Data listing
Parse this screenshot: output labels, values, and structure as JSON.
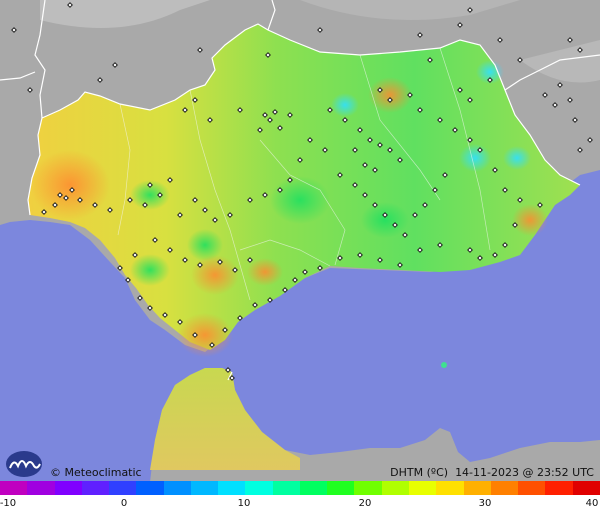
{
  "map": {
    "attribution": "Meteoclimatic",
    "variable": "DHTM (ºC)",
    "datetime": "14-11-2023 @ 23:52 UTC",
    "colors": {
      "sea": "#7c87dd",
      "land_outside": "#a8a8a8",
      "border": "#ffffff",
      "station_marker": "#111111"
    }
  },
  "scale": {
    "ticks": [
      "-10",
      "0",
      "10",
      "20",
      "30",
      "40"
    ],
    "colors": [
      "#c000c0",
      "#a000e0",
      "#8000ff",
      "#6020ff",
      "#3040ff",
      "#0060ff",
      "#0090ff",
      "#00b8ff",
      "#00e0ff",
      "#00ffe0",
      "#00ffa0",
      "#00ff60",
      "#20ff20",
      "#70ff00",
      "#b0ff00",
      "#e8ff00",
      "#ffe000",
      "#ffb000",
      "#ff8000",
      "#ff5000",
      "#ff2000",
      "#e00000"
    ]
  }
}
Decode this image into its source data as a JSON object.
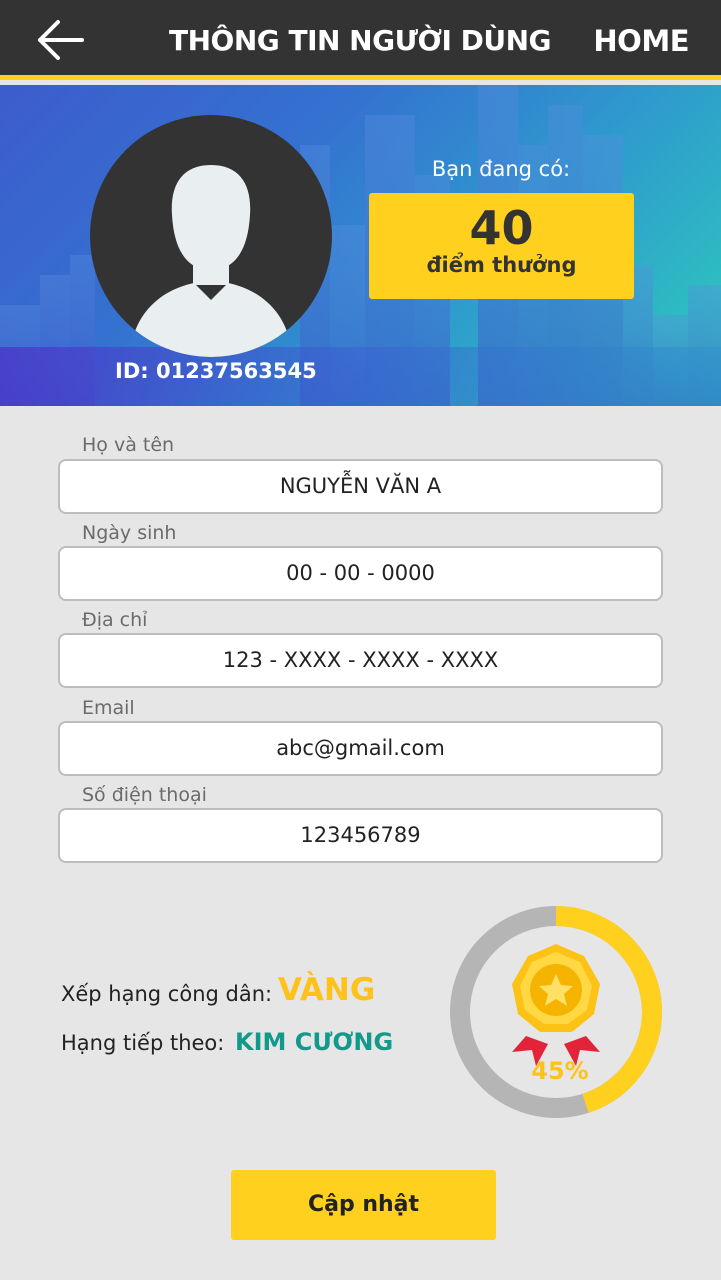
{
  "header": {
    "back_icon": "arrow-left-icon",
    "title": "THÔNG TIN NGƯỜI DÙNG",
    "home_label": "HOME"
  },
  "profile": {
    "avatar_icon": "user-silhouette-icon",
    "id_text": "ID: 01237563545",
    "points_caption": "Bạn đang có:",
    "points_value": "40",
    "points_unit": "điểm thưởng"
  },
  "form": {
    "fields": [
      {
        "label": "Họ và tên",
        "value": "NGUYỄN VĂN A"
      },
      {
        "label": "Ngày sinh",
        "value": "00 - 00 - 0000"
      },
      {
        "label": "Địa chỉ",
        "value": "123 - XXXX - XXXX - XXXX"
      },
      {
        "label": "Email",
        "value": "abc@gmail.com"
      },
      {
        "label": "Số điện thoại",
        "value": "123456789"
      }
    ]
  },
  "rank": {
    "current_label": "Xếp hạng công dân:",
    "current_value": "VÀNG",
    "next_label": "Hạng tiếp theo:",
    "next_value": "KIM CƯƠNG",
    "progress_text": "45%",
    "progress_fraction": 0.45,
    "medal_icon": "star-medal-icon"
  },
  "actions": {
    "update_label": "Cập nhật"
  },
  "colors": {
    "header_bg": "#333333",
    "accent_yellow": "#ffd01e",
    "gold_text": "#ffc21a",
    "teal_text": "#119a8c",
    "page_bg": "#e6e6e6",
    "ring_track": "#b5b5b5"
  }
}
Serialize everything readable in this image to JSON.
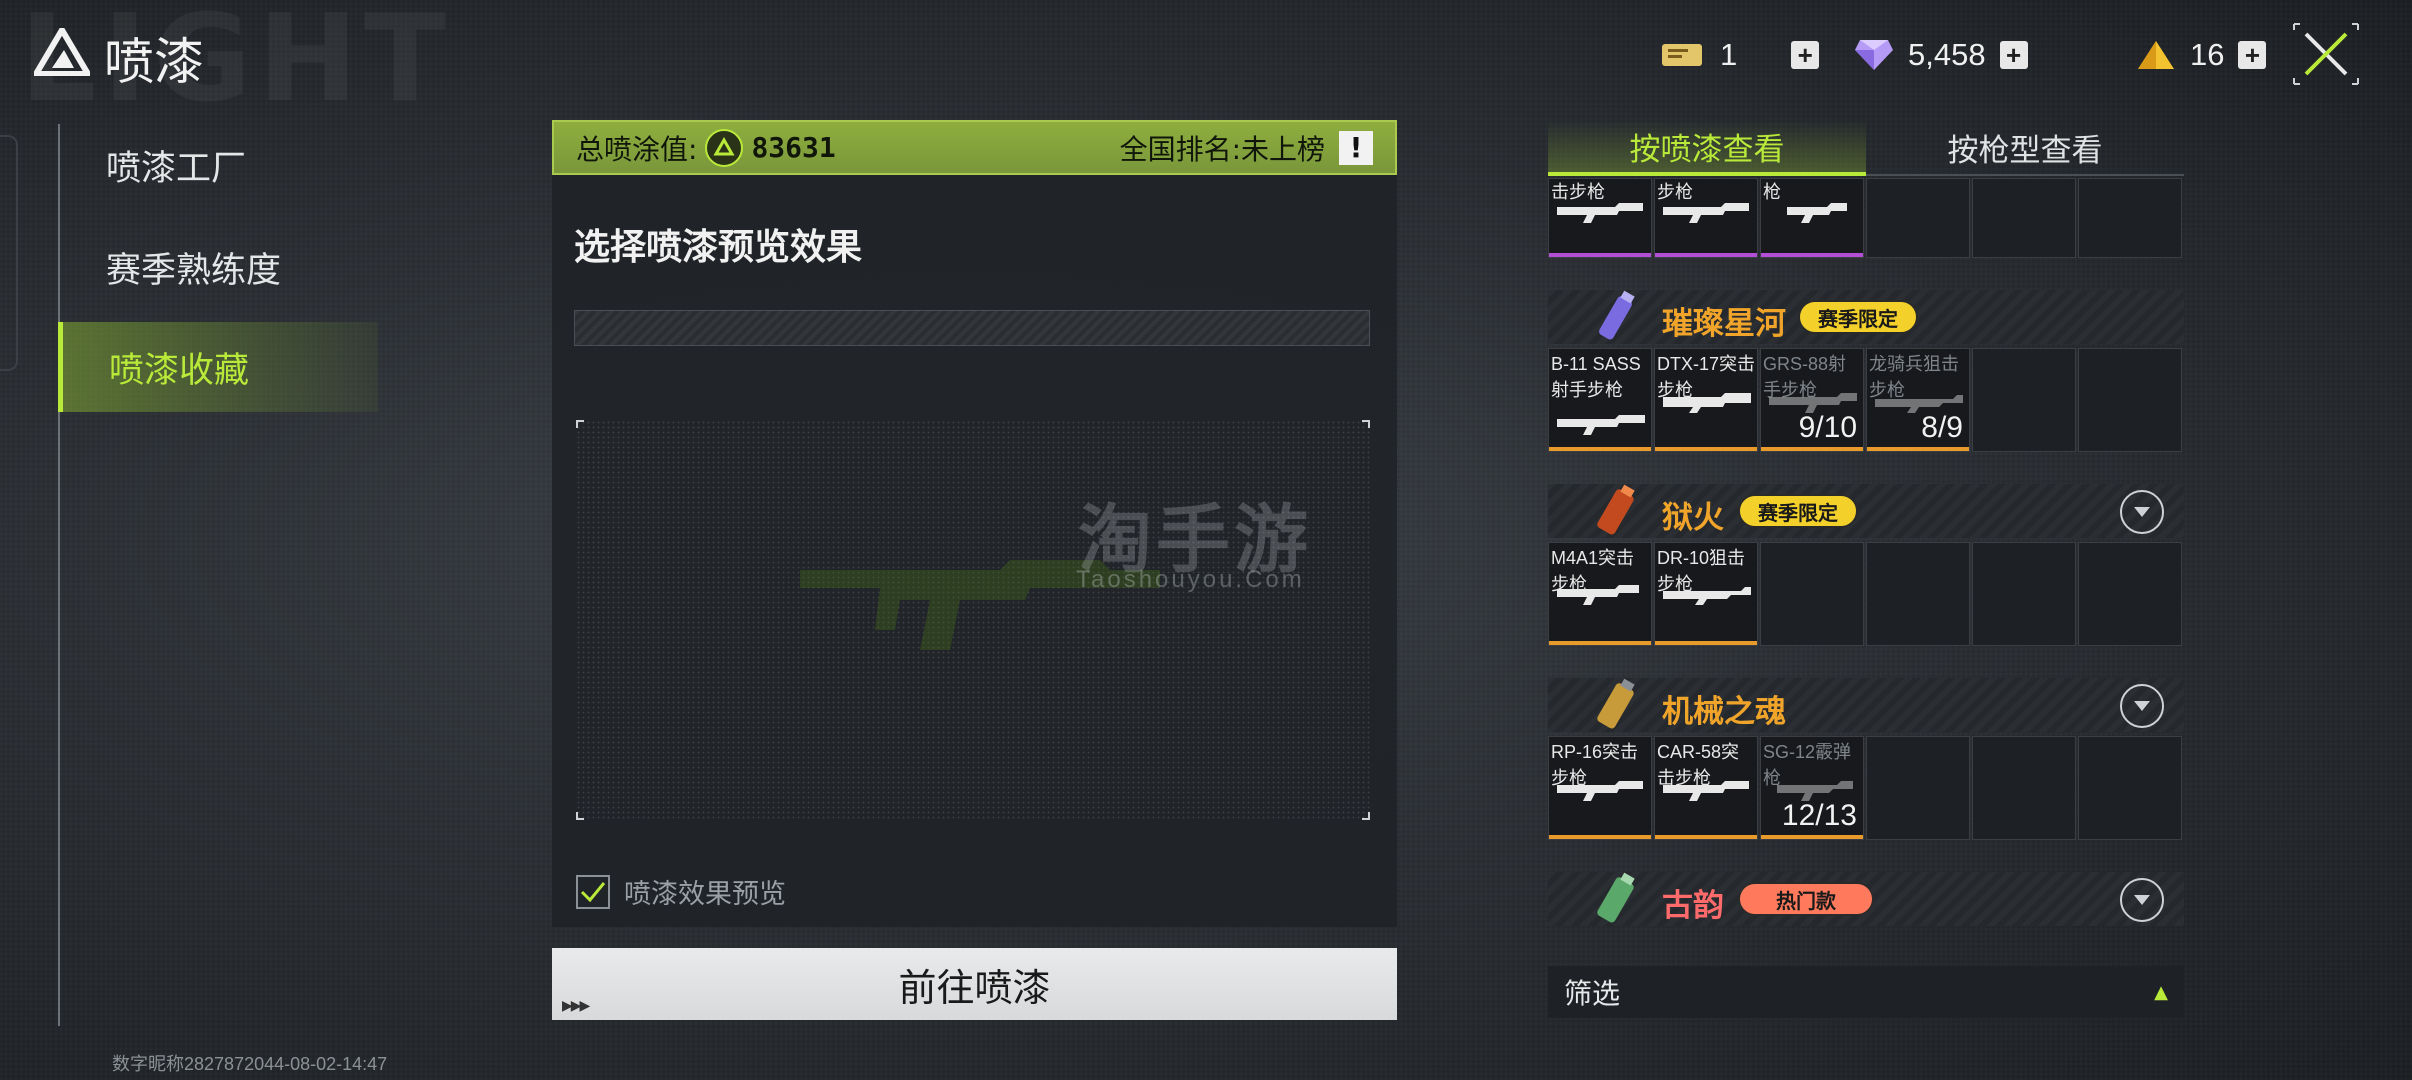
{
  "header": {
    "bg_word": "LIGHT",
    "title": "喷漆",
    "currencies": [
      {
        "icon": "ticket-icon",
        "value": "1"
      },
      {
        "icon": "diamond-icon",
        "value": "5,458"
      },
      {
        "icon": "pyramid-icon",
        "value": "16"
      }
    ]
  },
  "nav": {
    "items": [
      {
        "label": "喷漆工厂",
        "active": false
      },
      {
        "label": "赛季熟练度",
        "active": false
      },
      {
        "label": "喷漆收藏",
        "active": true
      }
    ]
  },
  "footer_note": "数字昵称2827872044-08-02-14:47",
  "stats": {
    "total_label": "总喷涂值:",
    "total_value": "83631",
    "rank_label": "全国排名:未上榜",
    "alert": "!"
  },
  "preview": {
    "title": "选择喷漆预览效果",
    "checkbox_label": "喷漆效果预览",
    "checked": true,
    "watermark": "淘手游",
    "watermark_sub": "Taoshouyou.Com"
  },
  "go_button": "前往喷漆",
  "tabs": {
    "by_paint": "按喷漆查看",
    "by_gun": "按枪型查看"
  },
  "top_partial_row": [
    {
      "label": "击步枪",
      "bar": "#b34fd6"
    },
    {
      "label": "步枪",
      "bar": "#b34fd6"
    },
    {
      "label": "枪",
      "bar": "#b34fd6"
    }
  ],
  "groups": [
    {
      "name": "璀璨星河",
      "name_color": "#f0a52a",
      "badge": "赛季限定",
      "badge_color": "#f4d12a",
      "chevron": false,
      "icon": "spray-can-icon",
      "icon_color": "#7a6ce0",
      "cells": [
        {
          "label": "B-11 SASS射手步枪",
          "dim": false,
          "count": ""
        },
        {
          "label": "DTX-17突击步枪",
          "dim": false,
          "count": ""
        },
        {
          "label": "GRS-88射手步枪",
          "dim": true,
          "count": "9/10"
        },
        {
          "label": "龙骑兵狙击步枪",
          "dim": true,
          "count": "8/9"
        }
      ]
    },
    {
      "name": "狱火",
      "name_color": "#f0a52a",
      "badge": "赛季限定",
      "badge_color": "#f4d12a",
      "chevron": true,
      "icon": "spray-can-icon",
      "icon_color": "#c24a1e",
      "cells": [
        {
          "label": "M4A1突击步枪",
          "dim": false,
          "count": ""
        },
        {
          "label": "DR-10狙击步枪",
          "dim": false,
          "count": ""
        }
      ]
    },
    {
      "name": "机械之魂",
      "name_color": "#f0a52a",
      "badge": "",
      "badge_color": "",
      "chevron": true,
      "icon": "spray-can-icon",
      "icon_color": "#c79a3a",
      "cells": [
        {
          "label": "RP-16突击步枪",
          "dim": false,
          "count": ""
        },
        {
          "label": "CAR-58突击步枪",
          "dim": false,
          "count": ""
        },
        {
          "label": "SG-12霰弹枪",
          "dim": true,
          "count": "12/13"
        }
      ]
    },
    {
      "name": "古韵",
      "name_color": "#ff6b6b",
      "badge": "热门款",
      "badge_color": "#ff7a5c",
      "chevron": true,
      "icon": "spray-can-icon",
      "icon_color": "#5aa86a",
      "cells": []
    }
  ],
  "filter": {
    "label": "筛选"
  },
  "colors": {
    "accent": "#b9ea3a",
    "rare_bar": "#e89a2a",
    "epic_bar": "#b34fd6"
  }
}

■ **DIRECTIONS**
Reproduce the material above in full and without alteration, but skip all pictures.

■ **EXPECTED ANSWER**
Parse this screenshot: output labels, values, and structure as JSON.
{
  "map": {
    "attribution": "Meteoclimatic",
    "variable": "DHTM (ºC)",
    "datetime": "14-11-2023 @ 23:52 UTC",
    "colors": {
      "sea": "#7c87dd",
      "land_outside": "#a8a8a8",
      "border": "#ffffff",
      "station_marker": "#111111"
    }
  },
  "scale": {
    "ticks": [
      "-10",
      "0",
      "10",
      "20",
      "30",
      "40"
    ],
    "colors": [
      "#c000c0",
      "#a000e0",
      "#8000ff",
      "#6020ff",
      "#3040ff",
      "#0060ff",
      "#0090ff",
      "#00b8ff",
      "#00e0ff",
      "#00ffe0",
      "#00ffa0",
      "#00ff60",
      "#20ff20",
      "#70ff00",
      "#b0ff00",
      "#e8ff00",
      "#ffe000",
      "#ffb000",
      "#ff8000",
      "#ff5000",
      "#ff2000",
      "#e00000"
    ]
  }
}
Decode this image into its source data as a JSON object.
{
  "header": {
    "back_icon": "arrow-left-icon",
    "title": "THÔNG TIN NGƯỜI DÙNG",
    "home_label": "HOME"
  },
  "profile": {
    "avatar_icon": "user-silhouette-icon",
    "id_text": "ID: 01237563545",
    "points_caption": "Bạn đang có:",
    "points_value": "40",
    "points_unit": "điểm thưởng"
  },
  "form": {
    "fields": [
      {
        "label": "Họ và tên",
        "value": "NGUYỄN VĂN A"
      },
      {
        "label": "Ngày sinh",
        "value": "00 - 00 - 0000"
      },
      {
        "label": "Địa chỉ",
        "value": "123 - XXXX - XXXX - XXXX"
      },
      {
        "label": "Email",
        "value": "abc@gmail.com"
      },
      {
        "label": "Số điện thoại",
        "value": "123456789"
      }
    ]
  },
  "rank": {
    "current_label": "Xếp hạng công dân:",
    "current_value": "VÀNG",
    "next_label": "Hạng tiếp theo:",
    "next_value": "KIM CƯƠNG",
    "progress_text": "45%",
    "progress_fraction": 0.45,
    "medal_icon": "star-medal-icon"
  },
  "actions": {
    "update_label": "Cập nhật"
  },
  "colors": {
    "header_bg": "#333333",
    "accent_yellow": "#ffd01e",
    "gold_text": "#ffc21a",
    "teal_text": "#119a8c",
    "page_bg": "#e6e6e6",
    "ring_track": "#b5b5b5"
  }
}
Serialize everything readable in this image to JSON.
{
  "header": {
    "bg_word": "LIGHT",
    "title": "喷漆",
    "currencies": [
      {
        "icon": "ticket-icon",
        "value": "1"
      },
      {
        "icon": "diamond-icon",
        "value": "5,458"
      },
      {
        "icon": "pyramid-icon",
        "value": "16"
      }
    ]
  },
  "nav": {
    "items": [
      {
        "label": "喷漆工厂",
        "active": false
      },
      {
        "label": "赛季熟练度",
        "active": false
      },
      {
        "label": "喷漆收藏",
        "active": true
      }
    ]
  },
  "footer_note": "数字昵称2827872044-08-02-14:47",
  "stats": {
    "total_label": "总喷涂值:",
    "total_value": "83631",
    "rank_label": "全国排名:未上榜",
    "alert": "!"
  },
  "preview": {
    "title": "选择喷漆预览效果",
    "checkbox_label": "喷漆效果预览",
    "checked": true,
    "watermark": "淘手游",
    "watermark_sub": "Taoshouyou.Com"
  },
  "go_button": "前往喷漆",
  "tabs": {
    "by_paint": "按喷漆查看",
    "by_gun": "按枪型查看"
  },
  "top_partial_row": [
    {
      "label": "击步枪",
      "bar": "#b34fd6"
    },
    {
      "label": "步枪",
      "bar": "#b34fd6"
    },
    {
      "label": "枪",
      "bar": "#b34fd6"
    }
  ],
  "groups": [
    {
      "name": "璀璨星河",
      "name_color": "#f0a52a",
      "badge": "赛季限定",
      "badge_color": "#f4d12a",
      "chevron": false,
      "icon": "spray-can-icon",
      "icon_color": "#7a6ce0",
      "cells": [
        {
          "label": "B-11 SASS射手步枪",
          "dim": false,
          "count": ""
        },
        {
          "label": "DTX-17突击步枪",
          "dim": false,
          "count": ""
        },
        {
          "label": "GRS-88射手步枪",
          "dim": true,
          "count": "9/10"
        },
        {
          "label": "龙骑兵狙击步枪",
          "dim": true,
          "count": "8/9"
        }
      ]
    },
    {
      "name": "狱火",
      "name_color": "#f0a52a",
      "badge": "赛季限定",
      "badge_color": "#f4d12a",
      "chevron": true,
      "icon": "spray-can-icon",
      "icon_color": "#c24a1e",
      "cells": [
        {
          "label": "M4A1突击步枪",
          "dim": false,
          "count": ""
        },
        {
          "label": "DR-10狙击步枪",
          "dim": false,
          "count": ""
        }
      ]
    },
    {
      "name": "机械之魂",
      "name_color": "#f0a52a",
      "badge": "",
      "badge_color": "",
      "chevron": true,
      "icon": "spray-can-icon",
      "icon_color": "#c79a3a",
      "cells": [
        {
          "label": "RP-16突击步枪",
          "dim": false,
          "count": ""
        },
        {
          "label": "CAR-58突击步枪",
          "dim": false,
          "count": ""
        },
        {
          "label": "SG-12霰弹枪",
          "dim": true,
          "count": "12/13"
        }
      ]
    },
    {
      "name": "古韵",
      "name_color": "#ff6b6b",
      "badge": "热门款",
      "badge_color": "#ff7a5c",
      "chevron": true,
      "icon": "spray-can-icon",
      "icon_color": "#5aa86a",
      "cells": []
    }
  ],
  "filter": {
    "label": "筛选"
  },
  "colors": {
    "accent": "#b9ea3a",
    "rare_bar": "#e89a2a",
    "epic_bar": "#b34fd6"
  }
}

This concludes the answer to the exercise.